= TO DO =
Every entry needs to be reproduced exactly.

## BEGIN STORED DATA

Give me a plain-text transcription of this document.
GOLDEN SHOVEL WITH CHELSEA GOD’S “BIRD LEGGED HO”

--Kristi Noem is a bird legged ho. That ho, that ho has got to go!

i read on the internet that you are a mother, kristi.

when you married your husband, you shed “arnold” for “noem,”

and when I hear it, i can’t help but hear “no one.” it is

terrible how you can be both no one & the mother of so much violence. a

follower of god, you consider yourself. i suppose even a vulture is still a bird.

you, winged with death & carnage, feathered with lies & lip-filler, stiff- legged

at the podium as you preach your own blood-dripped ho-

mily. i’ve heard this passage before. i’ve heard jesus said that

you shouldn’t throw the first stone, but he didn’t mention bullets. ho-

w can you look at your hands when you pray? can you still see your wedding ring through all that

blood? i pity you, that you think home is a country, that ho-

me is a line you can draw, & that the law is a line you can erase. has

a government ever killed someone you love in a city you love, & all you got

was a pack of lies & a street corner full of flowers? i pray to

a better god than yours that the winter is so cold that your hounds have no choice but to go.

## END STORED DATA

= ANSWER IN FULL =
Give me a plain-text transcription of this document.
GOLDEN SHOVEL WITH CHELSEA GOD’S “BIRD LEGGED HO”

--Kristi Noem is a bird legged ho. That ho, that ho has got to go!

i read on the internet that you are a mother, kristi.

when you married your husband, you shed “arnold” for “noem,”

and when I hear it, i can’t help but hear “no one.” it is

terrible how you can be both no one & the mother of so much violence. a

follower of god, you consider yourself. i suppose even a vulture is still a bird.

you, winged with death & carnage, feathered with lies & lip-filler, stiff- legged

at the podium as you preach your own blood-dripped ho-

mily. i’ve heard this passage before. i’ve heard jesus said that

you shouldn’t throw the first stone, but he didn’t mention bullets. ho-

w can you look at your hands when you pray? can you still see your wedding ring through all that

blood? i pity you, that you think home is a country, that ho-

me is a line you can draw, & that the law is a line you can erase. has

a government ever killed someone you love in a city you love, & all you got

was a pack of lies & a street corner full of flowers? i pray to

a better god than yours that the winter is so cold that your hounds have no choice but to go.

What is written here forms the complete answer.